-- start Available records --

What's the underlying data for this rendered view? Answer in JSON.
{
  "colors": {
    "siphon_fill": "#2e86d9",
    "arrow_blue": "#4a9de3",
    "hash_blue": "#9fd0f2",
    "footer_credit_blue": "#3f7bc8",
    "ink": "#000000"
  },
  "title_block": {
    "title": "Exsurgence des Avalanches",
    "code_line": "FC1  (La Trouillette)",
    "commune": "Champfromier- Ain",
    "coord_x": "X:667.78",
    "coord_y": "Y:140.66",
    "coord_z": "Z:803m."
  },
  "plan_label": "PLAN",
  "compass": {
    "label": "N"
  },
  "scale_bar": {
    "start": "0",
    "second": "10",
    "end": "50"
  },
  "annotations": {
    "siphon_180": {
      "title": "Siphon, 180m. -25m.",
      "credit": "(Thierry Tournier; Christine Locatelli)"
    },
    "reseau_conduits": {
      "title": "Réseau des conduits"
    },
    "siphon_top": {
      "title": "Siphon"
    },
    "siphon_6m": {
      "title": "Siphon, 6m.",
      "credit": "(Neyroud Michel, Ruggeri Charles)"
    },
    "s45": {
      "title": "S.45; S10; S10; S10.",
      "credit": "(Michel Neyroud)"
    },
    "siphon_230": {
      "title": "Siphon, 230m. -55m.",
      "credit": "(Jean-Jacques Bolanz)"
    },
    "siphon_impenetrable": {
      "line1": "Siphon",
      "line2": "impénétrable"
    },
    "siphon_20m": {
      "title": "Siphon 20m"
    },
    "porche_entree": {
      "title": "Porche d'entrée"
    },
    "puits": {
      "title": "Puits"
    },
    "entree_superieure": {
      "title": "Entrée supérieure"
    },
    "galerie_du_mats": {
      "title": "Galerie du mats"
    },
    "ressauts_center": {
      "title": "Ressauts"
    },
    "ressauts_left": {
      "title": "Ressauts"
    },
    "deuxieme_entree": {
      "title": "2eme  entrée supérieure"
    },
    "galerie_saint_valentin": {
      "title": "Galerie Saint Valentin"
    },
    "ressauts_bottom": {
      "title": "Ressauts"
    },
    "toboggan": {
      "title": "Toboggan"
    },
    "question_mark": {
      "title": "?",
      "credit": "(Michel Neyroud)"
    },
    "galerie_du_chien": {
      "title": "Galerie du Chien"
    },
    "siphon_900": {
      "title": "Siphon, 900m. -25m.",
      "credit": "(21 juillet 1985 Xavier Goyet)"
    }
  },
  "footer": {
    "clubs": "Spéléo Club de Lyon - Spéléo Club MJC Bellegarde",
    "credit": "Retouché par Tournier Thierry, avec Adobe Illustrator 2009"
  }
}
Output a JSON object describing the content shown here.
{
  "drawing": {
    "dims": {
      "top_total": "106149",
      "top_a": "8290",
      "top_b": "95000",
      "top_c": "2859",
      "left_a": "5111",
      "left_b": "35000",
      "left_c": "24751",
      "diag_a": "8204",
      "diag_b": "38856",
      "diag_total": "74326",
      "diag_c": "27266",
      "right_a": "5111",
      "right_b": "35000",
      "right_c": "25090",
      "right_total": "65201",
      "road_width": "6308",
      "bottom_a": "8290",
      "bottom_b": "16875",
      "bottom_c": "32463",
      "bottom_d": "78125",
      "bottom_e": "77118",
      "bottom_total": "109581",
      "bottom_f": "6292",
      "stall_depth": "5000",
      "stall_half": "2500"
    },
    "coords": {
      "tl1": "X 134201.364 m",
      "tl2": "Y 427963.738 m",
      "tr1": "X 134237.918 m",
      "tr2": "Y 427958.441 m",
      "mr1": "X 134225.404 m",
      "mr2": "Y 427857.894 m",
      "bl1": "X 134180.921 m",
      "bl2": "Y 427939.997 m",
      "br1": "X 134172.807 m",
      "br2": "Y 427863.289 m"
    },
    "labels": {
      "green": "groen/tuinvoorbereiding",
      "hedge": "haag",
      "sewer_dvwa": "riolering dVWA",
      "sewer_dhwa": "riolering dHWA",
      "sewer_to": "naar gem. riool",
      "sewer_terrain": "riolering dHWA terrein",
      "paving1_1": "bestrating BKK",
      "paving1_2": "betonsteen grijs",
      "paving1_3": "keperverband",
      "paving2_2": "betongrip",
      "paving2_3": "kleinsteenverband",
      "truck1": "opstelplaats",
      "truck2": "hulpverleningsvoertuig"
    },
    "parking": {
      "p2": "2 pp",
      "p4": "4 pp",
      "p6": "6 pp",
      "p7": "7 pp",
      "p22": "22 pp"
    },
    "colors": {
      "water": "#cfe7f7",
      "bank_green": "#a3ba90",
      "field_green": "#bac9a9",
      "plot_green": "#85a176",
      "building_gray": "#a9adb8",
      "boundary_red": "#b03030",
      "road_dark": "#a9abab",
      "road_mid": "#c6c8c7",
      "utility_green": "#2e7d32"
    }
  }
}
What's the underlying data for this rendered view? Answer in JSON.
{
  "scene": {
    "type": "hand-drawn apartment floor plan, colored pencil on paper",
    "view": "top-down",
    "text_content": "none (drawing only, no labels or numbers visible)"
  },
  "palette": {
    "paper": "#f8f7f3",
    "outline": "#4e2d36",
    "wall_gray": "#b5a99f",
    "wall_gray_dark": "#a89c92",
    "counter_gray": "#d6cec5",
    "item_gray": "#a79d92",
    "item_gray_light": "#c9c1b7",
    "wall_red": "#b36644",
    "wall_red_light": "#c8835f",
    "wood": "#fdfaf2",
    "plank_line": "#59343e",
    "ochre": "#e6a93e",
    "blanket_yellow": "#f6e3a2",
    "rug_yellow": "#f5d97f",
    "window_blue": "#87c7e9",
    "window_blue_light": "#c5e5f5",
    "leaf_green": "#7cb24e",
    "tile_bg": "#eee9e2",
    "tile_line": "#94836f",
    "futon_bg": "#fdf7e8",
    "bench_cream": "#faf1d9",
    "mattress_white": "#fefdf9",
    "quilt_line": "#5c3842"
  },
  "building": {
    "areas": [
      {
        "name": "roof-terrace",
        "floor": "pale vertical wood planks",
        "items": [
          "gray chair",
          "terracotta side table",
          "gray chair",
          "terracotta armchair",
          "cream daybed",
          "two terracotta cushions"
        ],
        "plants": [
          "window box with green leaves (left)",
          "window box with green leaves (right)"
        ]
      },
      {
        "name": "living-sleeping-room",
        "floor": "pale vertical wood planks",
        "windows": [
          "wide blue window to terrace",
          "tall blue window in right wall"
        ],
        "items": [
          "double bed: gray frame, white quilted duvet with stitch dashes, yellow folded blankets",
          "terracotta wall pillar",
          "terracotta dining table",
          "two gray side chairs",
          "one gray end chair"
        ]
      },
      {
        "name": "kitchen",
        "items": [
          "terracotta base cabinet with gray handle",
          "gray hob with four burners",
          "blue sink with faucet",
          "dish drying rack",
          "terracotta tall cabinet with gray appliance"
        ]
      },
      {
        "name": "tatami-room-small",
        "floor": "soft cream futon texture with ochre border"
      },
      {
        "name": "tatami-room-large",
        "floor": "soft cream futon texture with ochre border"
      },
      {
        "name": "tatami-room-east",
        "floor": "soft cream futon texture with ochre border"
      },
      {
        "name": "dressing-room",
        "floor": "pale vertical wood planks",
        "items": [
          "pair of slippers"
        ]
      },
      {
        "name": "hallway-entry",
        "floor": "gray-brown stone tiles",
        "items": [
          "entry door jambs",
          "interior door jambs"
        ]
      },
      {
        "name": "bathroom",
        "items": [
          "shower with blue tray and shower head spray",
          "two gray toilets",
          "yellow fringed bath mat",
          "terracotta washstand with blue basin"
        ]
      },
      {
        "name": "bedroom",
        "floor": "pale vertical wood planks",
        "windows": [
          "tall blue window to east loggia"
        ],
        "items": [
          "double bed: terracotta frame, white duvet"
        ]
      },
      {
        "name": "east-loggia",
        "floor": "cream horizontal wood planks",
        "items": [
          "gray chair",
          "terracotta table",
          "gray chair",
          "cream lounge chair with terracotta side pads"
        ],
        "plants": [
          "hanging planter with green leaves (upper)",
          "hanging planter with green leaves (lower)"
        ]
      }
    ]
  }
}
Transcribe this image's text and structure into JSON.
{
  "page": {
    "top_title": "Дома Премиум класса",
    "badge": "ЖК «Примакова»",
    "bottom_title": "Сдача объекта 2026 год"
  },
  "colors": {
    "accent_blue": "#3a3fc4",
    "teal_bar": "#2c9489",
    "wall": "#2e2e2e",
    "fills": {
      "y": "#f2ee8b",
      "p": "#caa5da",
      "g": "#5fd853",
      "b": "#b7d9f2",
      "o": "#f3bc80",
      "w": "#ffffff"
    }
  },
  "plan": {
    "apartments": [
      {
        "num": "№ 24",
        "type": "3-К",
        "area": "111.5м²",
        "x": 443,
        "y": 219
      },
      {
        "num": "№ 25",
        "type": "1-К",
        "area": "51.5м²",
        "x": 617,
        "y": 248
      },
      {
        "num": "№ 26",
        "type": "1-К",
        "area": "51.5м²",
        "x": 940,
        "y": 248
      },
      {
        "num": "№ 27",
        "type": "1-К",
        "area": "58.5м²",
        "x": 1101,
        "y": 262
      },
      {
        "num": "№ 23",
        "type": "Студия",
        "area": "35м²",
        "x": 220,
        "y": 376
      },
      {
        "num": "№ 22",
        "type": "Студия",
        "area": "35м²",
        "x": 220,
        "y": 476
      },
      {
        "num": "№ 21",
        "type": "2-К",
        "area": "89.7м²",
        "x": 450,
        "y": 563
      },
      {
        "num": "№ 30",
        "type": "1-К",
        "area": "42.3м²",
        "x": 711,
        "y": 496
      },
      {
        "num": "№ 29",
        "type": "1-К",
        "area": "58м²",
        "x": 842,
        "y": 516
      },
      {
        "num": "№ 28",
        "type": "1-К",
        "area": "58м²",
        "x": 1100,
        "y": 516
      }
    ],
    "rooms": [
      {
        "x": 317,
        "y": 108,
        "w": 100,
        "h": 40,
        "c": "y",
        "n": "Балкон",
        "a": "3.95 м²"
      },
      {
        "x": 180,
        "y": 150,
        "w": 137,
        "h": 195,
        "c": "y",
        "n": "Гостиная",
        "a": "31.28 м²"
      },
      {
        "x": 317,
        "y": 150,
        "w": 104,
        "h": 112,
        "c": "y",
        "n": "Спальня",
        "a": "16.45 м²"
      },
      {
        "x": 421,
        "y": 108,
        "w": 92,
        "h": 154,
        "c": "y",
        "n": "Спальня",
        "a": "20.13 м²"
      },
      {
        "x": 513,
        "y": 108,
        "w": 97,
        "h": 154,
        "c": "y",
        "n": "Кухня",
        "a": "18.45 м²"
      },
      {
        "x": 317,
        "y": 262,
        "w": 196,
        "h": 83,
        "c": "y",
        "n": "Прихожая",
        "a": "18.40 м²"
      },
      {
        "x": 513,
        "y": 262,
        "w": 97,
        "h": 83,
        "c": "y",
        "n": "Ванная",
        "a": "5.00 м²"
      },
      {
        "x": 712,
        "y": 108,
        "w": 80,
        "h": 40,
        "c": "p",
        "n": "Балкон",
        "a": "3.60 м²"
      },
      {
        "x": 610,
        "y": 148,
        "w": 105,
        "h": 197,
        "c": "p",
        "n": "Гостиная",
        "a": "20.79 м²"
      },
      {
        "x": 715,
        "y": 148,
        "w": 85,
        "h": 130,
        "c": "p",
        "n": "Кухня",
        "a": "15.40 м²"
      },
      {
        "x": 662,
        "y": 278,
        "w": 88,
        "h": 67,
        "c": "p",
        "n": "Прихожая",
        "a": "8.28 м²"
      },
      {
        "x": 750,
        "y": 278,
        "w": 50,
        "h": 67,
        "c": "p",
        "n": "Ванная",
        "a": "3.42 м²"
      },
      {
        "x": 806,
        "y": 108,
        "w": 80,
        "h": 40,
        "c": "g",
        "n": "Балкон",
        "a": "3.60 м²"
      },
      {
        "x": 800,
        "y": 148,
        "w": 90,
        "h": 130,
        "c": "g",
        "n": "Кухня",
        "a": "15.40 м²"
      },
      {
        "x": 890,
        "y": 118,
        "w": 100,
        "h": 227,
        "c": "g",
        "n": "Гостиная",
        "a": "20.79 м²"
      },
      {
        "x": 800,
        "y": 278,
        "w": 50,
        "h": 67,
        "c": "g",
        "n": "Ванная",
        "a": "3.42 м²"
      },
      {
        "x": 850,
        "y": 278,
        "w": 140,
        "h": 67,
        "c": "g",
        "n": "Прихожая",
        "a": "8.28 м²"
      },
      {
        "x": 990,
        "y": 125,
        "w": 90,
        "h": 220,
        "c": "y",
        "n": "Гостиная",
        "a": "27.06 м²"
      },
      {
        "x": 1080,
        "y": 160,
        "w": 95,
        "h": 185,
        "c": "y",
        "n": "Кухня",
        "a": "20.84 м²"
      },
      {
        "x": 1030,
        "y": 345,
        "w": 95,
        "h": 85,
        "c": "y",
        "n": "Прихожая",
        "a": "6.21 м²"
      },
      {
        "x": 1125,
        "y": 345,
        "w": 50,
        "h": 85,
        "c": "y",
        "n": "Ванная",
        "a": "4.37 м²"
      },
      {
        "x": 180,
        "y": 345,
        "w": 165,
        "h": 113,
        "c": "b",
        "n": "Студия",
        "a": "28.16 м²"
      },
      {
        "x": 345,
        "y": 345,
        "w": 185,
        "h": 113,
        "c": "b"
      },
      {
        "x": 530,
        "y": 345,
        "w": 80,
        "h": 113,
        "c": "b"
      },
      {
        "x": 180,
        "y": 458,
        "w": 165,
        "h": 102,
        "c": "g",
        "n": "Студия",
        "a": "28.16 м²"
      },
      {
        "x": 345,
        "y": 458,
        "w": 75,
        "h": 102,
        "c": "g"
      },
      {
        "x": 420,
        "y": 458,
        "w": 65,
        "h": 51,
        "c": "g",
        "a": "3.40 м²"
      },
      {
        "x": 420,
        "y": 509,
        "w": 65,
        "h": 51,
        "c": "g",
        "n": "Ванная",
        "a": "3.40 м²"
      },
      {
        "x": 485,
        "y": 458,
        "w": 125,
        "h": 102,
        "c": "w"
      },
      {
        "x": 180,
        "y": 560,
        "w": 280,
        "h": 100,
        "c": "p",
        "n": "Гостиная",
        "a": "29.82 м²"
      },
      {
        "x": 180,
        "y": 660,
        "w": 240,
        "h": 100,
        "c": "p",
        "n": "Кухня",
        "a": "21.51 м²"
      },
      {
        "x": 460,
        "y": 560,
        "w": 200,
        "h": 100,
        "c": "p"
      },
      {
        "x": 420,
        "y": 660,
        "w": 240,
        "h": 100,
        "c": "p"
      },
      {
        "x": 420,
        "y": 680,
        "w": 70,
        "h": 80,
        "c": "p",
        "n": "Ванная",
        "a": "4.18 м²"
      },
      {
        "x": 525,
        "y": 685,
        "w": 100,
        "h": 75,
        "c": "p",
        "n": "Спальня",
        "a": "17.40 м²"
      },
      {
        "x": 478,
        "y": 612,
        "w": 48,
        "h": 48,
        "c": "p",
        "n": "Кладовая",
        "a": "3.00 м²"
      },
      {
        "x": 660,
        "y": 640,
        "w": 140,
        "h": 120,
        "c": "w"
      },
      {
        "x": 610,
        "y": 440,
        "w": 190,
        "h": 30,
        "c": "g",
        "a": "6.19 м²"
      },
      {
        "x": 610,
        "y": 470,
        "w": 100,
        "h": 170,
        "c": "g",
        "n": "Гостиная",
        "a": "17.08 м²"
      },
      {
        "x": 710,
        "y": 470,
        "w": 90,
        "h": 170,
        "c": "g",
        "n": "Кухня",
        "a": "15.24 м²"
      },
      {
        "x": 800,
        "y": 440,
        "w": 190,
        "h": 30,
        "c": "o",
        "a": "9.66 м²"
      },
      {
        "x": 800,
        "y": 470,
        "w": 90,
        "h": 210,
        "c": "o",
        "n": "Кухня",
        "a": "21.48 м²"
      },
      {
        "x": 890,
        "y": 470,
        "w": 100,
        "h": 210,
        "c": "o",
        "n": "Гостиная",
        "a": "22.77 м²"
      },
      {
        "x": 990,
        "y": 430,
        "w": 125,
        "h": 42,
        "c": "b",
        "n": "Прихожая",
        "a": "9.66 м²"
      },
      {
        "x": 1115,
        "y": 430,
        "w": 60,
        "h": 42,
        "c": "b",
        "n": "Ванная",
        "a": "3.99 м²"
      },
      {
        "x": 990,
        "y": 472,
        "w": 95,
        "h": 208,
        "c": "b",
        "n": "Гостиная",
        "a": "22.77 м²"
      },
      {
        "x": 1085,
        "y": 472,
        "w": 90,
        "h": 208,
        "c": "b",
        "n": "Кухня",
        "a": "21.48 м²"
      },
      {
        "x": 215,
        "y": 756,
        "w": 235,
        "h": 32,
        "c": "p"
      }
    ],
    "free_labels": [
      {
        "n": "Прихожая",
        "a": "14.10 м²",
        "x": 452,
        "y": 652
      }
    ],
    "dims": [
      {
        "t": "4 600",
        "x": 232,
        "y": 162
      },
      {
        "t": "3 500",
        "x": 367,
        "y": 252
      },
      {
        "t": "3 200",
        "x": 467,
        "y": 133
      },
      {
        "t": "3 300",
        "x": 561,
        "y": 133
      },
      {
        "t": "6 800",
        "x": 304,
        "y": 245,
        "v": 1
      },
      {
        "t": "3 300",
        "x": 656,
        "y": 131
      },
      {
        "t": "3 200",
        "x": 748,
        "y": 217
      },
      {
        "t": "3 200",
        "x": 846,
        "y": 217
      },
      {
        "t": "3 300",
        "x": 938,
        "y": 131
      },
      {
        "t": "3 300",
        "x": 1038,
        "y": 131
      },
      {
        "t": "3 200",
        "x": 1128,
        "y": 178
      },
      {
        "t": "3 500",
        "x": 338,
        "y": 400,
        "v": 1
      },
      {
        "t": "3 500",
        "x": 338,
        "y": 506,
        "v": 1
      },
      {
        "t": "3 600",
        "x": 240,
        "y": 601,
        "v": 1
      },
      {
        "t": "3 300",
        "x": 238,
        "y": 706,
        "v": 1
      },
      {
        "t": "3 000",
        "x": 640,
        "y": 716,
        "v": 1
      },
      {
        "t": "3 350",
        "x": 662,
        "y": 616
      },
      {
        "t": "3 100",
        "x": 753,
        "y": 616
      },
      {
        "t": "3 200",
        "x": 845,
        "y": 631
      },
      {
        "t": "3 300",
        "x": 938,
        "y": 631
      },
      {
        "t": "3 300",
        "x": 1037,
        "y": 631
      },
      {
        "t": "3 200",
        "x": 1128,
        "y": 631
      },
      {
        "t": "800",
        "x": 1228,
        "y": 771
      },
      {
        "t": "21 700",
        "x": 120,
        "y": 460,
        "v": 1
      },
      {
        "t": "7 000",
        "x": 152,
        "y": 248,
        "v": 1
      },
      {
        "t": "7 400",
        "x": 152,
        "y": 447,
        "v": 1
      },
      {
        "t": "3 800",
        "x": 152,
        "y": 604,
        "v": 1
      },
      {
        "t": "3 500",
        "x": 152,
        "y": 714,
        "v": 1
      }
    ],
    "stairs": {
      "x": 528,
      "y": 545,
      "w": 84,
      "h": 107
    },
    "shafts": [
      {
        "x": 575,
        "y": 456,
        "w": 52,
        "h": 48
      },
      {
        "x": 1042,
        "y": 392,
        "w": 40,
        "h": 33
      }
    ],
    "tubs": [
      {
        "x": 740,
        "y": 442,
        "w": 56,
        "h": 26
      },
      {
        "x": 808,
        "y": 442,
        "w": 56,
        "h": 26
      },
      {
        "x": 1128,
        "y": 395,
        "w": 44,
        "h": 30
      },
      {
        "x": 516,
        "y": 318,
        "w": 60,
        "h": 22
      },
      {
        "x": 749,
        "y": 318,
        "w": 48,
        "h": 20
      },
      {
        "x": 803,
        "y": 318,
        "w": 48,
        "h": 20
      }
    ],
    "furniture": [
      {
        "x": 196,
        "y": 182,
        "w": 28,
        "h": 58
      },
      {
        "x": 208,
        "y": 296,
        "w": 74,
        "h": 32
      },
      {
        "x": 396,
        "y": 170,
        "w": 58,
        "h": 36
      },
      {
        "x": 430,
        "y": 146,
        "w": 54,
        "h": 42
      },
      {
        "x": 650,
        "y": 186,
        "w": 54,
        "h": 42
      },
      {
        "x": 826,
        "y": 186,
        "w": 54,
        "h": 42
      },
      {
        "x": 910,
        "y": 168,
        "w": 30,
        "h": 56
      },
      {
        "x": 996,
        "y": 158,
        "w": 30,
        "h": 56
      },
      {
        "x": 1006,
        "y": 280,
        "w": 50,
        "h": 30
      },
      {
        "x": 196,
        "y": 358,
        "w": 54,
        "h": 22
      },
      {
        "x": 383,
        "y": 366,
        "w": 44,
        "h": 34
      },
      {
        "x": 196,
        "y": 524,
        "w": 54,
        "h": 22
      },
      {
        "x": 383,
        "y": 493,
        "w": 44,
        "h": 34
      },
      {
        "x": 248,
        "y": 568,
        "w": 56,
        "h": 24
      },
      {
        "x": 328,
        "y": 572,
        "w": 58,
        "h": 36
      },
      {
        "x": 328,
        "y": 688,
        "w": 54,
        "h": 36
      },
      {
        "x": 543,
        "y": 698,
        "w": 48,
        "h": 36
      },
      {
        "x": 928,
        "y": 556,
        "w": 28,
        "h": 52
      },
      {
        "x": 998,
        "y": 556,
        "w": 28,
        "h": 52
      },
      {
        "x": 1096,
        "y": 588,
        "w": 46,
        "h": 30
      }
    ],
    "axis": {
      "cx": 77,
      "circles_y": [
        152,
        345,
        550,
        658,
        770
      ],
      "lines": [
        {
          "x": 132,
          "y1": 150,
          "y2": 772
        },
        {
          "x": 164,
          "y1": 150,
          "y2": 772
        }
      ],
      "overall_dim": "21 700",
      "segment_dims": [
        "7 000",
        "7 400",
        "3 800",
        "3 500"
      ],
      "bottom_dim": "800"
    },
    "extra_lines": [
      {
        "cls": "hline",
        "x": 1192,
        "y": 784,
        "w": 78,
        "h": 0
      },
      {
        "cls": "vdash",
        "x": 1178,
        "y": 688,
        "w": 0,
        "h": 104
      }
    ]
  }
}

-- end Available records --

To do: Go through the material and select each line with the string "duvet" in it.

Exercise solution:
          "double bed: gray frame, white quilted duvet with stitch dashes, yellow folded blankets",
          "double bed: terracotta frame, white duvet"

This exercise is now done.